Find the string "became" in the records. Copy each line that has it.

▶ _Input records_:
▶
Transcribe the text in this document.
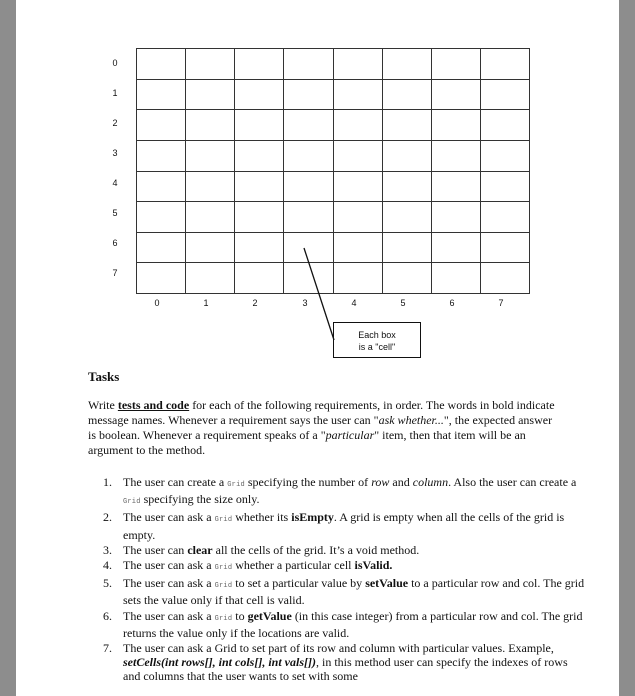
0
1
2
3
4
5
6
7

0	1	2	3	4	5	6	7
Each box
is a "cell"
Tasks
Write tests and code for each of the following requirements, in order. The words in bold indicate message names. Whenever a requirement says the user can "ask whether...", the expected answer is boolean. Whenever a requirement speaks of a "particular" item, then that item will be an argument to the method.
1. The user can create a Grid specifying the number of row and column. Also the user can create a Grid specifying the size only.
2. The user can ask a Grid whether its isEmpty. A grid is empty when all the cells of the grid is empty.
3. The user can clear all the cells of the grid. It’s a void method.
4. The user can ask a Grid whether a particular cell isValid.
5. The user can ask a Grid to set a particular value by setValue to a particular row and col. The grid sets the value only if that cell is valid.
6. The user can ask a Grid to getValue (in this case integer) from a particular row and col. The grid returns the value only if the locations are valid.
7. The user can ask a Grid to set part of its row and column with particular values. Example, setCells(int rows[], int cols[], int vals[]), in this method user can specify the indexes of rows and columns that the user wants to set with some
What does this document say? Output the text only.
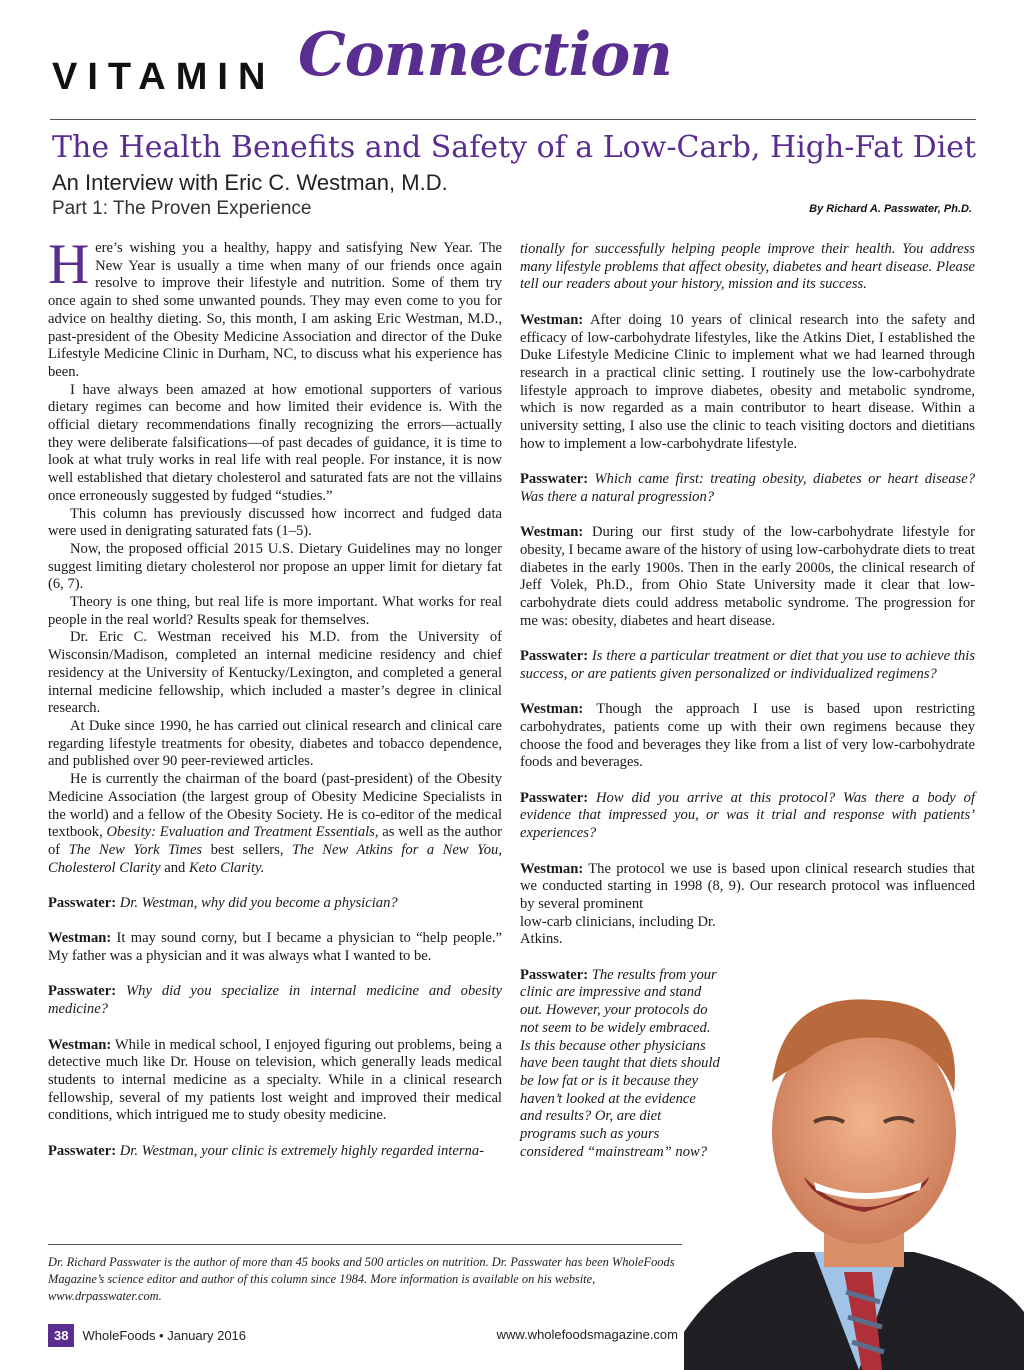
VITAMIN Connection
The Health Benefits and Safety of a Low-Carb, High-Fat Diet
An Interview with Eric C. Westman, M.D.
Part 1: The Proven Experience	By Richard A. Passwater, Ph.D.

Here’s wishing you a healthy, happy and satisfying New Year. The New Year is usually a time when many of our friends once again resolve to improve their lifestyle and nutrition. Some of them try once again to shed some unwanted pounds. They may even come to you for advice on healthy dieting. So, this month, I am asking Eric Westman, M.D., past-president of the Obesity Medicine Association and director of the Duke Lifestyle Medicine Clinic in Durham, NC, to discuss what his experience has been.

I have always been amazed at how emotional supporters of various dietary regimes can become and how limited their evidence is. With the official dietary recommendations finally recognizing the errors—actually they were deliberate falsifications—of past decades of guidance, it is time to look at what truly works in real life with real people. For instance, it is now well established that dietary cholesterol and saturated fats are not the villains once erroneously suggested by fudged “studies.”

This column has previously discussed how incorrect and fudged data were used in denigrating saturated fats (1–5).

Now, the proposed official 2015 U.S. Dietary Guidelines may no longer suggest limiting dietary cholesterol nor propose an upper limit for dietary fat (6, 7).

Theory is one thing, but real life is more important. What works for real people in the real world? Results speak for themselves.

Dr. Eric C. Westman received his M.D. from the University of Wisconsin/Madison, completed an internal medicine residency and chief residency at the University of Kentucky/Lexington, and completed a general internal medicine fellowship, which included a master’s degree in clinical research.

At Duke since 1990, he has carried out clinical research and clinical care regarding lifestyle treatments for obesity, diabetes and tobacco dependence, and published over 90 peer-reviewed articles.

He is currently the chairman of the board (past-president) of the Obesity Medicine Association (the largest group of Obesity Medicine Specialists in the world) and a fellow of the Obesity Society. He is co-editor of the medical textbook, Obesity: Evaluation and Treatment Essentials, as well as the author of The New York Times best sellers, The New Atkins for a New You, Cholesterol Clarity and Keto Clarity.

Passwater: Dr. Westman, why did you become a physician?

Westman: It may sound corny, but I became a physician to “help people.” My father was a physician and it was always what I wanted to be.

Passwater: Why did you specialize in internal medicine and obesity medicine?

Westman: While in medical school, I enjoyed figuring out problems, being a detective much like Dr. House on television, which generally leads medical students to internal medicine as a specialty. While in a clinical research fellowship, several of my patients lost weight and improved their medical conditions, which intrigued me to study obesity medicine.

Passwater: Dr. Westman, your clinic is extremely highly regarded interna-

tionally for successfully helping people improve their health. You address many lifestyle problems that affect obesity, diabetes and heart disease. Please tell our readers about your history, mission and its success.

Westman: After doing 10 years of clinical research into the safety and efficacy of low-carbohydrate lifestyles, like the Atkins Diet, I established the Duke Lifestyle Medicine Clinic to implement what we had learned through research in a practical clinic setting. I routinely use the low-carbohydrate lifestyle approach to improve diabetes, obesity and metabolic syndrome, which is now regarded as a main contributor to heart disease. Within a university setting, I also use the clinic to teach visiting doctors and dietitians how to implement a low-carbohydrate lifestyle.

Passwater: Which came first: treating obesity, diabetes or heart disease? Was there a natural progression?

Westman: During our first study of the low-carbohydrate lifestyle for obesity, I became aware of the history of using low-carbohydrate diets to treat diabetes in the early 1900s. Then in the early 2000s, the clinical research of Jeff Volek, Ph.D., from Ohio State University made it clear that low-carbohydrate diets could address metabolic syndrome. The progression for me was: obesity, diabetes and heart disease.

Passwater: Is there a particular treatment or diet that you use to achieve this success, or are patients given personalized or individualized regimens?

Westman: Though the approach I use is based upon restricting carbohydrates, patients come up with their own regimens because they choose the food and beverages they like from a list of very low-carbohydrate foods and beverages.

Passwater: How did you arrive at this protocol? Was there a body of evidence that impressed you, or was it trial and response with patients’ experiences?

Westman: The protocol we use is based upon clinical research studies that we conducted starting in 1998 (8, 9). Our research protocol was influenced by several prominent

low-carb clinicians, including Dr. Atkins.

Passwater: The results from your clinic are impressive and stand out. However, your protocols do not seem to be widely embraced. Is this because other physicians have been taught that diets should be low fat or is it because they haven’t looked at the evidence and results? Or, are diet programs such as yours considered “mainstream” now?

Dr. Richard Passwater is the author of more than 45 books and 500 articles on nutrition. Dr. Passwater has been WholeFoods Magazine’s science editor and author of this column since 1984. More information is available on his website, www.drpasswater.com.

38	WholeFoods • January 2016	www.wholefoodsmagazine.com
◀
▶ _Exercise result_:
Westman: It may sound corny, but I became a physician to “help people.” My father was a physician and it was always what I wanted to be.
Westman: During our first study of the low-carbohydrate lifestyle for obesity, I became aware of the history of using low-carbohydrate diets to treat diabetes in the early 1900s. Then in the early 2000s, the clinical research of Jeff Volek, Ph.D., from Ohio State University made it clear that low-carbohydrate diets could address metabolic syndrome. The progression for me was: obesity, diabetes and heart disease.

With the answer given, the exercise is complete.